+++ Materials provided +++

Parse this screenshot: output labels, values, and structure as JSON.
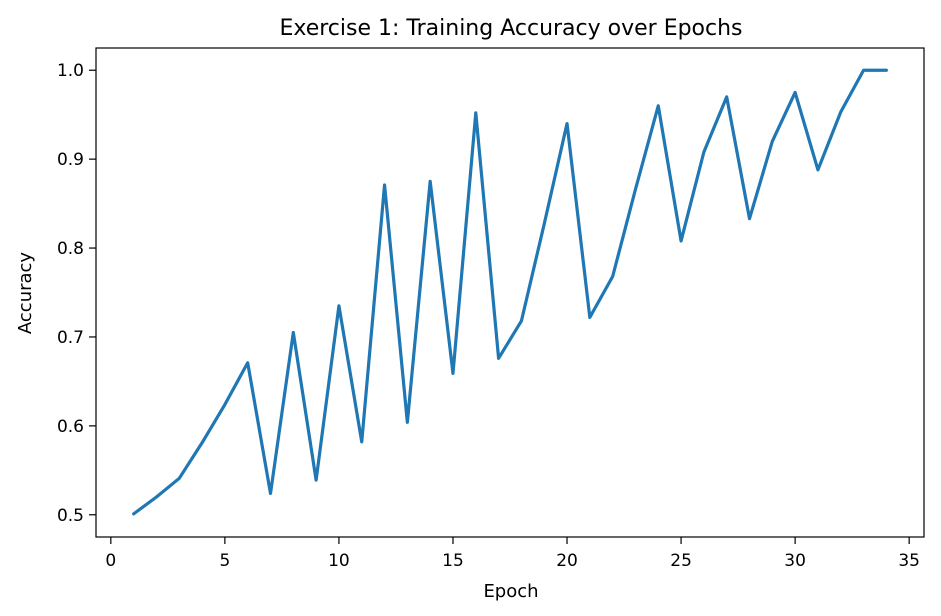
{
  "chart_data": {
    "type": "line",
    "title": "Exercise 1: Training Accuracy over Epochs",
    "xlabel": "Epoch",
    "ylabel": "Accuracy",
    "xlim": [
      -0.65,
      35.65
    ],
    "ylim": [
      0.475,
      1.025
    ],
    "xticks": [
      0,
      5,
      10,
      15,
      20,
      25,
      30,
      35
    ],
    "xtick_labels": [
      "0",
      "5",
      "10",
      "15",
      "20",
      "25",
      "30",
      "35"
    ],
    "yticks": [
      0.5,
      0.6,
      0.7,
      0.8,
      0.9,
      1.0
    ],
    "ytick_labels": [
      "0.5",
      "0.6",
      "0.7",
      "0.8",
      "0.9",
      "1.0"
    ],
    "grid": false,
    "series_color": "#1f77b4",
    "x": [
      1,
      2,
      3,
      4,
      5,
      6,
      7,
      8,
      9,
      10,
      11,
      12,
      13,
      14,
      15,
      16,
      17,
      18,
      19,
      20,
      21,
      22,
      23,
      24,
      25,
      26,
      27,
      28,
      29,
      30,
      31,
      32,
      33,
      34
    ],
    "y": [
      0.501,
      0.52,
      0.541,
      0.581,
      0.624,
      0.671,
      0.524,
      0.705,
      0.539,
      0.735,
      0.582,
      0.871,
      0.604,
      0.875,
      0.659,
      0.952,
      0.676,
      0.718,
      0.827,
      0.94,
      0.722,
      0.768,
      0.866,
      0.96,
      0.808,
      0.908,
      0.97,
      0.833,
      0.92,
      0.975,
      0.888,
      0.953,
      1.0,
      1.0
    ]
  }
}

+++

* What is expected: The lines to collect are those holding the string "Accuracy"; copy them all.

* Finished answer:
    "title": "Exercise 1: Training Accuracy over Epochs",
    "ylabel": "Accuracy",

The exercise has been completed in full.